[start of Records provided]
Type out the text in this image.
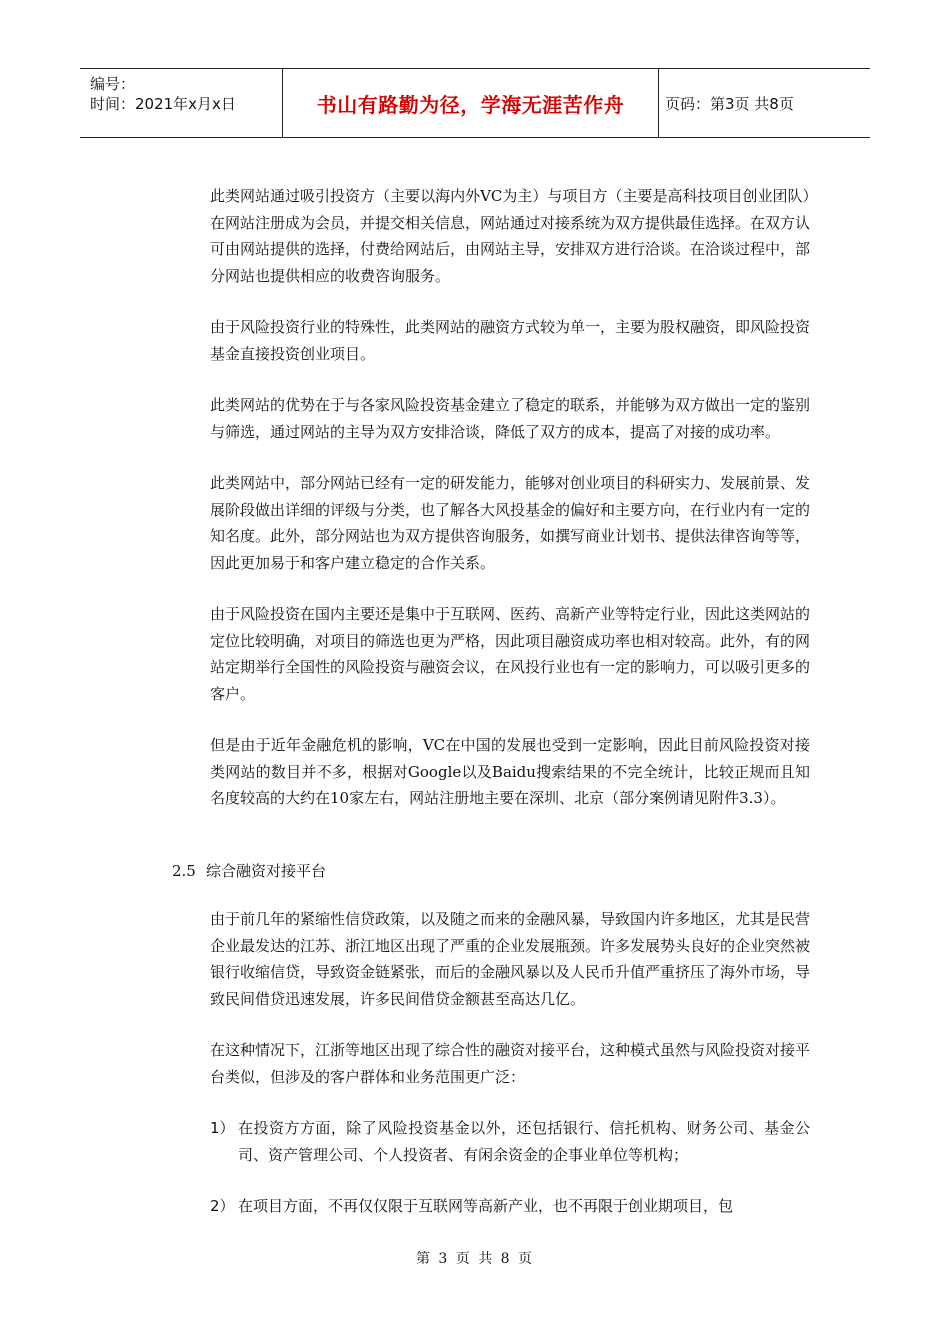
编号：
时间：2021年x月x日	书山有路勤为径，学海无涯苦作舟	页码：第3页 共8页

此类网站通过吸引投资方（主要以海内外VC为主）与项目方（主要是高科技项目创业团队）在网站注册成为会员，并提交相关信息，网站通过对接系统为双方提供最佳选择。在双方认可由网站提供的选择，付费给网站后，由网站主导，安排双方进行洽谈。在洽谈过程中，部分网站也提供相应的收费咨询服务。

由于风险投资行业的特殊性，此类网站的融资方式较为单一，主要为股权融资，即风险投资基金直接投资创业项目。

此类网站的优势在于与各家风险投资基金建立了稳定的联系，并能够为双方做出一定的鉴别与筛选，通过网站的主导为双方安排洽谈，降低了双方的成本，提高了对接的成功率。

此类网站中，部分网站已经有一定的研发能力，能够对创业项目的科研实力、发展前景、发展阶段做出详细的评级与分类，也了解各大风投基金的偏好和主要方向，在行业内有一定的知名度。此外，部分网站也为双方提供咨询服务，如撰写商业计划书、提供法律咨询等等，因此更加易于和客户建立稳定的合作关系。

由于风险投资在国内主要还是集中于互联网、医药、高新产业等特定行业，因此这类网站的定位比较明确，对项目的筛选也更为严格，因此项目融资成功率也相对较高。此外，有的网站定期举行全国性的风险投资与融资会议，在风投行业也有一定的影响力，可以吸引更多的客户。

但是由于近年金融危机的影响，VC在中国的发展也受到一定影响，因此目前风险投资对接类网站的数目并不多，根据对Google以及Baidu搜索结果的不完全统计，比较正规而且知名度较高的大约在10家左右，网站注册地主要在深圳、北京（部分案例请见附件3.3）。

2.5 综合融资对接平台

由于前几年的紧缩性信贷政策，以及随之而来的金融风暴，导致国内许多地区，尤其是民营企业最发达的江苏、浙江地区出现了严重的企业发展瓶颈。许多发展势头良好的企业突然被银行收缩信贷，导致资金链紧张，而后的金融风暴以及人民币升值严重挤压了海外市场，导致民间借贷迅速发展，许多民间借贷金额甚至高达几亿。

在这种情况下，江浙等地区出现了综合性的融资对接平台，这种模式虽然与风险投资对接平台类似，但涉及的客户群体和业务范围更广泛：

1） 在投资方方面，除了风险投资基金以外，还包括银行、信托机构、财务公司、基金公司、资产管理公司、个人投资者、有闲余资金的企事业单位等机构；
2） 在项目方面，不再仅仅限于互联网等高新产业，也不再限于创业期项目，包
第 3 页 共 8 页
[end of Records provided]
**Problem:** Every line of the material is to be quoted exactly, with no pictures carried over.

**Exercise answer:**
Type out the text in this image.
编号：
时间：2021年x月x日	书山有路勤为径，学海无涯苦作舟	页码：第3页 共8页

此类网站通过吸引投资方（主要以海内外VC为主）与项目方（主要是高科技项目创业团队）在网站注册成为会员，并提交相关信息，网站通过对接系统为双方提供最佳选择。在双方认可由网站提供的选择，付费给网站后，由网站主导，安排双方进行洽谈。在洽谈过程中，部分网站也提供相应的收费咨询服务。

由于风险投资行业的特殊性，此类网站的融资方式较为单一，主要为股权融资，即风险投资基金直接投资创业项目。

此类网站的优势在于与各家风险投资基金建立了稳定的联系，并能够为双方做出一定的鉴别与筛选，通过网站的主导为双方安排洽谈，降低了双方的成本，提高了对接的成功率。

此类网站中，部分网站已经有一定的研发能力，能够对创业项目的科研实力、发展前景、发展阶段做出详细的评级与分类，也了解各大风投基金的偏好和主要方向，在行业内有一定的知名度。此外，部分网站也为双方提供咨询服务，如撰写商业计划书、提供法律咨询等等，因此更加易于和客户建立稳定的合作关系。

由于风险投资在国内主要还是集中于互联网、医药、高新产业等特定行业，因此这类网站的定位比较明确，对项目的筛选也更为严格，因此项目融资成功率也相对较高。此外，有的网站定期举行全国性的风险投资与融资会议，在风投行业也有一定的影响力，可以吸引更多的客户。

但是由于近年金融危机的影响，VC在中国的发展也受到一定影响，因此目前风险投资对接类网站的数目并不多，根据对Google以及Baidu搜索结果的不完全统计，比较正规而且知名度较高的大约在10家左右，网站注册地主要在深圳、北京（部分案例请见附件3.3）。

2.5 综合融资对接平台

由于前几年的紧缩性信贷政策，以及随之而来的金融风暴，导致国内许多地区，尤其是民营企业最发达的江苏、浙江地区出现了严重的企业发展瓶颈。许多发展势头良好的企业突然被银行收缩信贷，导致资金链紧张，而后的金融风暴以及人民币升值严重挤压了海外市场，导致民间借贷迅速发展，许多民间借贷金额甚至高达几亿。

在这种情况下，江浙等地区出现了综合性的融资对接平台，这种模式虽然与风险投资对接平台类似，但涉及的客户群体和业务范围更广泛：

1） 在投资方方面，除了风险投资基金以外，还包括银行、信托机构、财务公司、基金公司、资产管理公司、个人投资者、有闲余资金的企事业单位等机构；
2） 在项目方面，不再仅仅限于互联网等高新产业，也不再限于创业期项目，包
第 3 页 共 8 页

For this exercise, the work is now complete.